● **WHAT IS EXPECTED**:
From the records, pick out and copy each line containing "ffffff".

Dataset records
— begin —

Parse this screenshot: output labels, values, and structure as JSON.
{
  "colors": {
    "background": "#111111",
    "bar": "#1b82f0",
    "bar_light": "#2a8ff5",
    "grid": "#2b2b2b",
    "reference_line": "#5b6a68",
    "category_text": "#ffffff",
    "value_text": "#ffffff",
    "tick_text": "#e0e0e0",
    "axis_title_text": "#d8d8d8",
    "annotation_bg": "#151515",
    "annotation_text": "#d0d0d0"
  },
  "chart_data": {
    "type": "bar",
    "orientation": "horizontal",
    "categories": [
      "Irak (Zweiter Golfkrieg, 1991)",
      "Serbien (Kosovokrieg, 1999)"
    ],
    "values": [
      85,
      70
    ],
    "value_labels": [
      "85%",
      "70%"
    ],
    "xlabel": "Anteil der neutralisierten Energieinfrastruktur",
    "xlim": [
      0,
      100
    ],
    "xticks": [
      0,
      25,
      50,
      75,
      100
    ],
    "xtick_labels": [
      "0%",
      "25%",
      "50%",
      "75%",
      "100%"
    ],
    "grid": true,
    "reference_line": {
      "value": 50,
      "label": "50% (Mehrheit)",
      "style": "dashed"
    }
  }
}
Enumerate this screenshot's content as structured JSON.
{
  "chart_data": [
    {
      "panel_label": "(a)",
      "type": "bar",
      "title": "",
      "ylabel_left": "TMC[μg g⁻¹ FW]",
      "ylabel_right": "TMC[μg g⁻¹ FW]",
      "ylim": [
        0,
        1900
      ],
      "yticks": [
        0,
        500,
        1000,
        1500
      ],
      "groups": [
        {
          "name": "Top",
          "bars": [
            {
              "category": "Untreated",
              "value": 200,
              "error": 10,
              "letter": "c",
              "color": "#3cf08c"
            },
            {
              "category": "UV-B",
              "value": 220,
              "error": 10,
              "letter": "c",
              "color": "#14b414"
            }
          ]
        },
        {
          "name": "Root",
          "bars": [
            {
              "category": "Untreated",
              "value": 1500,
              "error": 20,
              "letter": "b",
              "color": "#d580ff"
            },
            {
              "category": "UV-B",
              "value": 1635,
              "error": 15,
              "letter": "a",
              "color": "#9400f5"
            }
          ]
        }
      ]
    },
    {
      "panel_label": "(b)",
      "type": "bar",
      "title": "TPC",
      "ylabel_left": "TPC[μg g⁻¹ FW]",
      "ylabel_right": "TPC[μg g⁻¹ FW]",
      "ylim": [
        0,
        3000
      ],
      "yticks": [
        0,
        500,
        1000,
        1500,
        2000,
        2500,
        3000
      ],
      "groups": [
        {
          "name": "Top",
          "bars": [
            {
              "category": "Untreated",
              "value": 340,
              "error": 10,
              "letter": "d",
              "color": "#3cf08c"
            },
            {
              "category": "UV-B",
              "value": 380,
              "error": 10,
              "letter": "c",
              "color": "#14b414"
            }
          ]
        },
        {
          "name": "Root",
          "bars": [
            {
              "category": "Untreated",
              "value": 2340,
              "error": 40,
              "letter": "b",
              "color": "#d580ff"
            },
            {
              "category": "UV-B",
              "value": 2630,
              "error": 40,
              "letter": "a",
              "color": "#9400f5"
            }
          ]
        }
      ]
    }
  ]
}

— end —

● **EXERCISE OUTPUT**:
    "category_text": "#ffffff",
    "value_text": "#ffffff",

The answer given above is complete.